Write out each entry, exactly the way it appears.

-- Begin --

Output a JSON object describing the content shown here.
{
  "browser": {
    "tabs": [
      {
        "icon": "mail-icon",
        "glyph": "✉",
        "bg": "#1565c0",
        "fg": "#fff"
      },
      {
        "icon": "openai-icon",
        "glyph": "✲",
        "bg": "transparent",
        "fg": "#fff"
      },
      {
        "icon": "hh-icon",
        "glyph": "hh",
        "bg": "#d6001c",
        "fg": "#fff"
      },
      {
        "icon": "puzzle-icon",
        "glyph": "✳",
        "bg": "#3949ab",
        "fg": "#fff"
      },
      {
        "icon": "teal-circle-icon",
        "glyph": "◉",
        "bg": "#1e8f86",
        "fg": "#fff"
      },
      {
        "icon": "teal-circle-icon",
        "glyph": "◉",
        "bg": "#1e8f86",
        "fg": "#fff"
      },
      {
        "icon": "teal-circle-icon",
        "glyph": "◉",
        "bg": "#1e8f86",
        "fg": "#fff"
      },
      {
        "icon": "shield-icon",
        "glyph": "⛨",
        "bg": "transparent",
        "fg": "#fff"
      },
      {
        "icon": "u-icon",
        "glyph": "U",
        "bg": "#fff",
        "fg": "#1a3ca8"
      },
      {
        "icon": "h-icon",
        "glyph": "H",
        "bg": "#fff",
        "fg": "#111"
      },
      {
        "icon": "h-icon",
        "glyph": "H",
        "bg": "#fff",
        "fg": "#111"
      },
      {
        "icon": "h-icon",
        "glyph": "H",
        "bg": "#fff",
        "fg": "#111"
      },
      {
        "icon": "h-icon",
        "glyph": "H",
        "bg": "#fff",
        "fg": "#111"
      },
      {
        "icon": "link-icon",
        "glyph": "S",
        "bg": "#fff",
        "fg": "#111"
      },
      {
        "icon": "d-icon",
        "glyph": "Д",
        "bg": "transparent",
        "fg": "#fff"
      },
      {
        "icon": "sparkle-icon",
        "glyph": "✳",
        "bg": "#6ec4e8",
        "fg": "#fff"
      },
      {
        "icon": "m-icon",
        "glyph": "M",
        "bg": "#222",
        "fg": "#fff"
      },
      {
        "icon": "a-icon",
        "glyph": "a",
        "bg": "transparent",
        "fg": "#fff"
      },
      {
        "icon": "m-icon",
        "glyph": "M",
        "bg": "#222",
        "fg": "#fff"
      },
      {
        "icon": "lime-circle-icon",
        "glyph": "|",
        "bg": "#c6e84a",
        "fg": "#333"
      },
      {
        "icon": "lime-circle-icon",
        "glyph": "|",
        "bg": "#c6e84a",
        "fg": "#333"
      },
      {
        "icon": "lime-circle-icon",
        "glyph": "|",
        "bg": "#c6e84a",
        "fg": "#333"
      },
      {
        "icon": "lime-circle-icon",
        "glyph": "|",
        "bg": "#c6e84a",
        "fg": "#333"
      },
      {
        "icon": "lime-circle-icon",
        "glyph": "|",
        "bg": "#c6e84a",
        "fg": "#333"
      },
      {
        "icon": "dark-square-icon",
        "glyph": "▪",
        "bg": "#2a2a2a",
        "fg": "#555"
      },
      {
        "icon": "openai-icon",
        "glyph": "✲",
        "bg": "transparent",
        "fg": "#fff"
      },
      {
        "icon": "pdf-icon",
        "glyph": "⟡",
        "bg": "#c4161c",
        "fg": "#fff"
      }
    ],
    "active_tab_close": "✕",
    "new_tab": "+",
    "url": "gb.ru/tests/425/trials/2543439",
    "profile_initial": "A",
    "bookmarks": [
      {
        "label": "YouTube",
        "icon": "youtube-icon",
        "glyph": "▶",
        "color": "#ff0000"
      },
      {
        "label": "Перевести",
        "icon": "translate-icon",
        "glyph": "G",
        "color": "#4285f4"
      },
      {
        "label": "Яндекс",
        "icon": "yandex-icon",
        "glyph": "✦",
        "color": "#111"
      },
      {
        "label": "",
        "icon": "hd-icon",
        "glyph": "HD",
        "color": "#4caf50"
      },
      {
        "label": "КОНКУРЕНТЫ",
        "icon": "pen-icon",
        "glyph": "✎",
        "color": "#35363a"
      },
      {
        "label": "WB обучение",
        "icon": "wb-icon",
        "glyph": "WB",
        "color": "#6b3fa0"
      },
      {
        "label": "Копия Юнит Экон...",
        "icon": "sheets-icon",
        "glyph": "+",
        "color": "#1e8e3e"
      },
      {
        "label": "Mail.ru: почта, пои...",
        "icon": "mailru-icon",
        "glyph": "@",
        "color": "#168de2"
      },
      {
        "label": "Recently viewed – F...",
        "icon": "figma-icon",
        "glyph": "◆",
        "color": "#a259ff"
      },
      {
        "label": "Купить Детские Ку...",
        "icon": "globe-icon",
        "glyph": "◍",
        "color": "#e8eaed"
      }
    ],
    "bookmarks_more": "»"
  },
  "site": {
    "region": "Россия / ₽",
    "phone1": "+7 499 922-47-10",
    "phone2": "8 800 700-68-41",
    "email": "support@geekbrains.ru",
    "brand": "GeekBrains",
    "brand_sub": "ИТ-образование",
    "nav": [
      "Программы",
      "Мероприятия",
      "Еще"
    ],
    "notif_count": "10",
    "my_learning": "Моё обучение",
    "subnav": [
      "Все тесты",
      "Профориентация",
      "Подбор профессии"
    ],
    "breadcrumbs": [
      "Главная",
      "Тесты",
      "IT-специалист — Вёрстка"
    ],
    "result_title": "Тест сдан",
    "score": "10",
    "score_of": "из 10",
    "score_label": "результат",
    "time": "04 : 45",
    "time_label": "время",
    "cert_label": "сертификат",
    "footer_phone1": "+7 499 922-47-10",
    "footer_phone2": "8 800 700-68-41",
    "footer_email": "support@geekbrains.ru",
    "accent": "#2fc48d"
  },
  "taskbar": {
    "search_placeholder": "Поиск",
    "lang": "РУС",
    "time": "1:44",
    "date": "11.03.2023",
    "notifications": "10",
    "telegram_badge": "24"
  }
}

-- End --

Answer for this exercise =
Output a JSON object describing the content shown here.
{
  "browser": {
    "tabs": [
      {
        "icon": "mail-icon",
        "glyph": "✉",
        "bg": "#1565c0",
        "fg": "#fff"
      },
      {
        "icon": "openai-icon",
        "glyph": "✲",
        "bg": "transparent",
        "fg": "#fff"
      },
      {
        "icon": "hh-icon",
        "glyph": "hh",
        "bg": "#d6001c",
        "fg": "#fff"
      },
      {
        "icon": "puzzle-icon",
        "glyph": "✳",
        "bg": "#3949ab",
        "fg": "#fff"
      },
      {
        "icon": "teal-circle-icon",
        "glyph": "◉",
        "bg": "#1e8f86",
        "fg": "#fff"
      },
      {
        "icon": "teal-circle-icon",
        "glyph": "◉",
        "bg": "#1e8f86",
        "fg": "#fff"
      },
      {
        "icon": "teal-circle-icon",
        "glyph": "◉",
        "bg": "#1e8f86",
        "fg": "#fff"
      },
      {
        "icon": "shield-icon",
        "glyph": "⛨",
        "bg": "transparent",
        "fg": "#fff"
      },
      {
        "icon": "u-icon",
        "glyph": "U",
        "bg": "#fff",
        "fg": "#1a3ca8"
      },
      {
        "icon": "h-icon",
        "glyph": "H",
        "bg": "#fff",
        "fg": "#111"
      },
      {
        "icon": "h-icon",
        "glyph": "H",
        "bg": "#fff",
        "fg": "#111"
      },
      {
        "icon": "h-icon",
        "glyph": "H",
        "bg": "#fff",
        "fg": "#111"
      },
      {
        "icon": "h-icon",
        "glyph": "H",
        "bg": "#fff",
        "fg": "#111"
      },
      {
        "icon": "link-icon",
        "glyph": "S",
        "bg": "#fff",
        "fg": "#111"
      },
      {
        "icon": "d-icon",
        "glyph": "Д",
        "bg": "transparent",
        "fg": "#fff"
      },
      {
        "icon": "sparkle-icon",
        "glyph": "✳",
        "bg": "#6ec4e8",
        "fg": "#fff"
      },
      {
        "icon": "m-icon",
        "glyph": "M",
        "bg": "#222",
        "fg": "#fff"
      },
      {
        "icon": "a-icon",
        "glyph": "a",
        "bg": "transparent",
        "fg": "#fff"
      },
      {
        "icon": "m-icon",
        "glyph": "M",
        "bg": "#222",
        "fg": "#fff"
      },
      {
        "icon": "lime-circle-icon",
        "glyph": "|",
        "bg": "#c6e84a",
        "fg": "#333"
      },
      {
        "icon": "lime-circle-icon",
        "glyph": "|",
        "bg": "#c6e84a",
        "fg": "#333"
      },
      {
        "icon": "lime-circle-icon",
        "glyph": "|",
        "bg": "#c6e84a",
        "fg": "#333"
      },
      {
        "icon": "lime-circle-icon",
        "glyph": "|",
        "bg": "#c6e84a",
        "fg": "#333"
      },
      {
        "icon": "lime-circle-icon",
        "glyph": "|",
        "bg": "#c6e84a",
        "fg": "#333"
      },
      {
        "icon": "dark-square-icon",
        "glyph": "▪",
        "bg": "#2a2a2a",
        "fg": "#555"
      },
      {
        "icon": "openai-icon",
        "glyph": "✲",
        "bg": "transparent",
        "fg": "#fff"
      },
      {
        "icon": "pdf-icon",
        "glyph": "⟡",
        "bg": "#c4161c",
        "fg": "#fff"
      }
    ],
    "active_tab_close": "✕",
    "new_tab": "+",
    "url": "gb.ru/tests/425/trials/2543439",
    "profile_initial": "A",
    "bookmarks": [
      {
        "label": "YouTube",
        "icon": "youtube-icon",
        "glyph": "▶",
        "color": "#ff0000"
      },
      {
        "label": "Перевести",
        "icon": "translate-icon",
        "glyph": "G",
        "color": "#4285f4"
      },
      {
        "label": "Яндекс",
        "icon": "yandex-icon",
        "glyph": "✦",
        "color": "#111"
      },
      {
        "label": "",
        "icon": "hd-icon",
        "glyph": "HD",
        "color": "#4caf50"
      },
      {
        "label": "КОНКУРЕНТЫ",
        "icon": "pen-icon",
        "glyph": "✎",
        "color": "#35363a"
      },
      {
        "label": "WB обучение",
        "icon": "wb-icon",
        "glyph": "WB",
        "color": "#6b3fa0"
      },
      {
        "label": "Копия Юнит Экон...",
        "icon": "sheets-icon",
        "glyph": "+",
        "color": "#1e8e3e"
      },
      {
        "label": "Mail.ru: почта, пои...",
        "icon": "mailru-icon",
        "glyph": "@",
        "color": "#168de2"
      },
      {
        "label": "Recently viewed – F...",
        "icon": "figma-icon",
        "glyph": "◆",
        "color": "#a259ff"
      },
      {
        "label": "Купить Детские Ку...",
        "icon": "globe-icon",
        "glyph": "◍",
        "color": "#e8eaed"
      }
    ],
    "bookmarks_more": "»"
  },
  "site": {
    "region": "Россия / ₽",
    "phone1": "+7 499 922-47-10",
    "phone2": "8 800 700-68-41",
    "email": "support@geekbrains.ru",
    "brand": "GeekBrains",
    "brand_sub": "ИТ-образование",
    "nav": [
      "Программы",
      "Мероприятия",
      "Еще"
    ],
    "notif_count": "10",
    "my_learning": "Моё обучение",
    "subnav": [
      "Все тесты",
      "Профориентация",
      "Подбор профессии"
    ],
    "breadcrumbs": [
      "Главная",
      "Тесты",
      "IT-специалист — Вёрстка"
    ],
    "result_title": "Тест сдан",
    "score": "10",
    "score_of": "из 10",
    "score_label": "результат",
    "time": "04 : 45",
    "time_label": "время",
    "cert_label": "сертификат",
    "footer_phone1": "+7 499 922-47-10",
    "footer_phone2": "8 800 700-68-41",
    "footer_email": "support@geekbrains.ru",
    "accent": "#2fc48d"
  },
  "taskbar": {
    "search_placeholder": "Поиск",
    "lang": "РУС",
    "time": "1:44",
    "date": "11.03.2023",
    "notifications": "10",
    "telegram_badge": "24"
  }
}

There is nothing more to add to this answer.